▸ TASK OBJECTIVE
Would you transcribe the whole listing exactly, minus its pictures?

▸ DATA PROVIDED
•••••

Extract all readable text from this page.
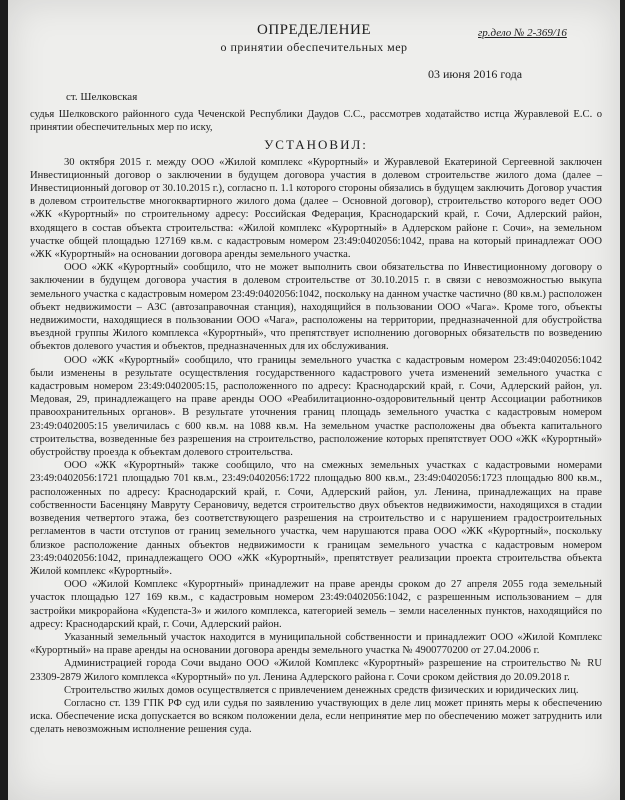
ОПРЕДЕЛЕНИЕ
о принятии обеспечительных мер
гр.дело № 2-369/16
03 июня 2016 года
ст. Шелковская

судья Шелковского районного суда Чеченской Республики Даудов С.С., рассмотрев ходатайство истца Журавлевой Е.С. о принятии обеспечительных мер по иску,

УСТАНОВИЛ:

30 октября 2015 г. между ООО «Жилой комплекс «Курортный» и Журавлевой Екатериной Сергеевной заключен Инвестиционный договор о заключении в будущем договора участия в долевом строительстве жилого дома (далее – Инвестиционный договор от 30.10.2015 г.), согласно п. 1.1 которого стороны обязались в будущем заключить Договор участия в долевом строительстве многоквартирного жилого дома (далее – Основной договор), строительство которого ведет ООО «ЖК «Курортный» по строительному адресу: Российская Федерация, Краснодарский край, г. Сочи, Адлерский район, входящего в состав объекта строительства: «Жилой комплекс «Курортный» в Адлерском районе г. Сочи», на земельном участке общей площадью 127169 кв.м. с кадастровым номером 23:49:0402056:1042, права на который принадлежат ООО «ЖК «Курортный» на основании договора аренды земельного участка.

ООО «ЖК «Курортный» сообщило, что не может выполнить свои обязательства по Инвестиционному договору о заключении в будущем договора участия в долевом строительстве от 30.10.2015 г. в связи с невозможностью выкупа земельного участка с кадастровым номером 23:49:0402056:1042, поскольку на данном участке частично (80 кв.м.) расположен объект недвижимости – АЗС (автозаправочная станция), находящийся в пользовании ООО «Чага». Кроме того, объекты недвижимости, находящиеся в пользовании ООО «Чага», расположены на территории, предназначенной для обустройства въездной группы Жилого комплекса «Курортный», что препятствует исполнению договорных обязательств по возведению объектов долевого участия и объектов, предназначенных для их обслуживания.

ООО «ЖК «Курортный» сообщило, что границы земельного участка с кадастровым номером 23:49:0402056:1042 были изменены в результате осуществления государственного кадастрового учета изменений земельного участка с кадастровым номером 23:49:0402005:15, расположенного по адресу: Краснодарский край, г. Сочи, Адлерский район, ул. Медовая, 29, принадлежащего на праве аренды ООО «Реабилитационно-оздоровительный центр Ассоциации работников правоохранительных органов». В результате уточнения границ площадь земельного участка с кадастровым номером 23:49:0402005:15 увеличилась с 600 кв.м. на 1088 кв.м. На земельном участке расположены два объекта капитального строительства, возведенные без разрешения на строительство, расположение которых препятствует ООО «ЖК «Курортный» обустройству проезда к объектам долевого строительства.

ООО «ЖК «Курортный» также сообщило, что на смежных земельных участках с кадастровыми номерами 23:49:0402056:1721 площадью 701 кв.м., 23:49:0402056:1722 площадью 800 кв.м., 23:49:0402056:1723 площадью 800 кв.м., расположенных по адресу: Краснодарский край, г. Сочи, Адлерский район, ул. Ленина, принадлежащих на праве собственности Басенцяну Мавруту Серановичу, ведется строительство двух объектов недвижимости, находящихся в стадии возведения четвертого этажа, без соответствующего разрешения на строительство и с нарушением градостроительных регламентов в части отступов от границ земельного участка, чем нарушаются права ООО «ЖК «Курортный», поскольку близкое расположение данных объектов недвижимости к границам земельного участка с кадастровым номером 23:49:0402056:1042, принадлежащего ООО «ЖК «Курортный», препятствует реализации проекта строительства объекта Жилой комплекс «Курортный».

ООО «Жилой Комплекс «Курортный» принадлежит на праве аренды сроком до 27 апреля 2055 года земельный участок площадью 127 169 кв.м., с кадастровым номером 23:49:0402056:1042, с разрешенным использованием – для застройки микрорайона «Кудепста-3» и жилого комплекса, категорией земель – земли населенных пунктов, находящийся по адресу: Краснодарский край, г. Сочи, Адлерский район.

Указанный земельный участок находится в муниципальной собственности и принадлежит ООО «Жилой Комплекс «Курортный» на праве аренды на основании договора аренды земельного участка № 4900770200 от 27.04.2006 г.

Администрацией города Сочи выдано ООО «Жилой Комплекс «Курортный» разрешение на строительство № RU 23309-2879 Жилого комплекса «Курортный» по ул. Ленина Адлерского района г. Сочи сроком действия до 20.09.2018 г.

Строительство жилых домов осуществляется с привлечением денежных средств физических и юридических лиц.

Согласно ст. 139 ГПК РФ суд или судья по заявлению участвующих в деле лиц может принять меры к обеспечению иска. Обеспечение иска допускается во всяком положении дела, если непринятие мер по обеспечению может затруднить или сделать невозможным исполнение решения суда.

•••••

▸ EXERCISE RESULT
Extract all readable text from this page.
ОПРЕДЕЛЕНИЕ
о принятии обеспечительных мер
гр.дело № 2-369/16
03 июня 2016 года
ст. Шелковская

судья Шелковского районного суда Чеченской Республики Даудов С.С., рассмотрев ходатайство истца Журавлевой Е.С. о принятии обеспечительных мер по иску,

УСТАНОВИЛ:

30 октября 2015 г. между ООО «Жилой комплекс «Курортный» и Журавлевой Екатериной Сергеевной заключен Инвестиционный договор о заключении в будущем договора участия в долевом строительстве жилого дома (далее – Инвестиционный договор от 30.10.2015 г.), согласно п. 1.1 которого стороны обязались в будущем заключить Договор участия в долевом строительстве многоквартирного жилого дома (далее – Основной договор), строительство которого ведет ООО «ЖК «Курортный» по строительному адресу: Российская Федерация, Краснодарский край, г. Сочи, Адлерский район, входящего в состав объекта строительства: «Жилой комплекс «Курортный» в Адлерском районе г. Сочи», на земельном участке общей площадью 127169 кв.м. с кадастровым номером 23:49:0402056:1042, права на который принадлежат ООО «ЖК «Курортный» на основании договора аренды земельного участка.

ООО «ЖК «Курортный» сообщило, что не может выполнить свои обязательства по Инвестиционному договору о заключении в будущем договора участия в долевом строительстве от 30.10.2015 г. в связи с невозможностью выкупа земельного участка с кадастровым номером 23:49:0402056:1042, поскольку на данном участке частично (80 кв.м.) расположен объект недвижимости – АЗС (автозаправочная станция), находящийся в пользовании ООО «Чага». Кроме того, объекты недвижимости, находящиеся в пользовании ООО «Чага», расположены на территории, предназначенной для обустройства въездной группы Жилого комплекса «Курортный», что препятствует исполнению договорных обязательств по возведению объектов долевого участия и объектов, предназначенных для их обслуживания.

ООО «ЖК «Курортный» сообщило, что границы земельного участка с кадастровым номером 23:49:0402056:1042 были изменены в результате осуществления государственного кадастрового учета изменений земельного участка с кадастровым номером 23:49:0402005:15, расположенного по адресу: Краснодарский край, г. Сочи, Адлерский район, ул. Медовая, 29, принадлежащего на праве аренды ООО «Реабилитационно-оздоровительный центр Ассоциации работников правоохранительных органов». В результате уточнения границ площадь земельного участка с кадастровым номером 23:49:0402005:15 увеличилась с 600 кв.м. на 1088 кв.м. На земельном участке расположены два объекта капитального строительства, возведенные без разрешения на строительство, расположение которых препятствует ООО «ЖК «Курортный» обустройству проезда к объектам долевого строительства.

ООО «ЖК «Курортный» также сообщило, что на смежных земельных участках с кадастровыми номерами 23:49:0402056:1721 площадью 701 кв.м., 23:49:0402056:1722 площадью 800 кв.м., 23:49:0402056:1723 площадью 800 кв.м., расположенных по адресу: Краснодарский край, г. Сочи, Адлерский район, ул. Ленина, принадлежащих на праве собственности Басенцяну Мавруту Серановичу, ведется строительство двух объектов недвижимости, находящихся в стадии возведения четвертого этажа, без соответствующего разрешения на строительство и с нарушением градостроительных регламентов в части отступов от границ земельного участка, чем нарушаются права ООО «ЖК «Курортный», поскольку близкое расположение данных объектов недвижимости к границам земельного участка с кадастровым номером 23:49:0402056:1042, принадлежащего ООО «ЖК «Курортный», препятствует реализации проекта строительства объекта Жилой комплекс «Курортный».

ООО «Жилой Комплекс «Курортный» принадлежит на праве аренды сроком до 27 апреля 2055 года земельный участок площадью 127 169 кв.м., с кадастровым номером 23:49:0402056:1042, с разрешенным использованием – для застройки микрорайона «Кудепста-3» и жилого комплекса, категорией земель – земли населенных пунктов, находящийся по адресу: Краснодарский край, г. Сочи, Адлерский район.

Указанный земельный участок находится в муниципальной собственности и принадлежит ООО «Жилой Комплекс «Курортный» на праве аренды на основании договора аренды земельного участка № 4900770200 от 27.04.2006 г.

Администрацией города Сочи выдано ООО «Жилой Комплекс «Курортный» разрешение на строительство № RU 23309-2879 Жилого комплекса «Курортный» по ул. Ленина Адлерского района г. Сочи сроком действия до 20.09.2018 г.

Строительство жилых домов осуществляется с привлечением денежных средств физических и юридических лиц.

Согласно ст. 139 ГПК РФ суд или судья по заявлению участвующих в деле лиц может принять меры к обеспечению иска. Обеспечение иска допускается во всяком положении дела, если непринятие мер по обеспечению может затруднить или сделать невозможным исполнение решения суда.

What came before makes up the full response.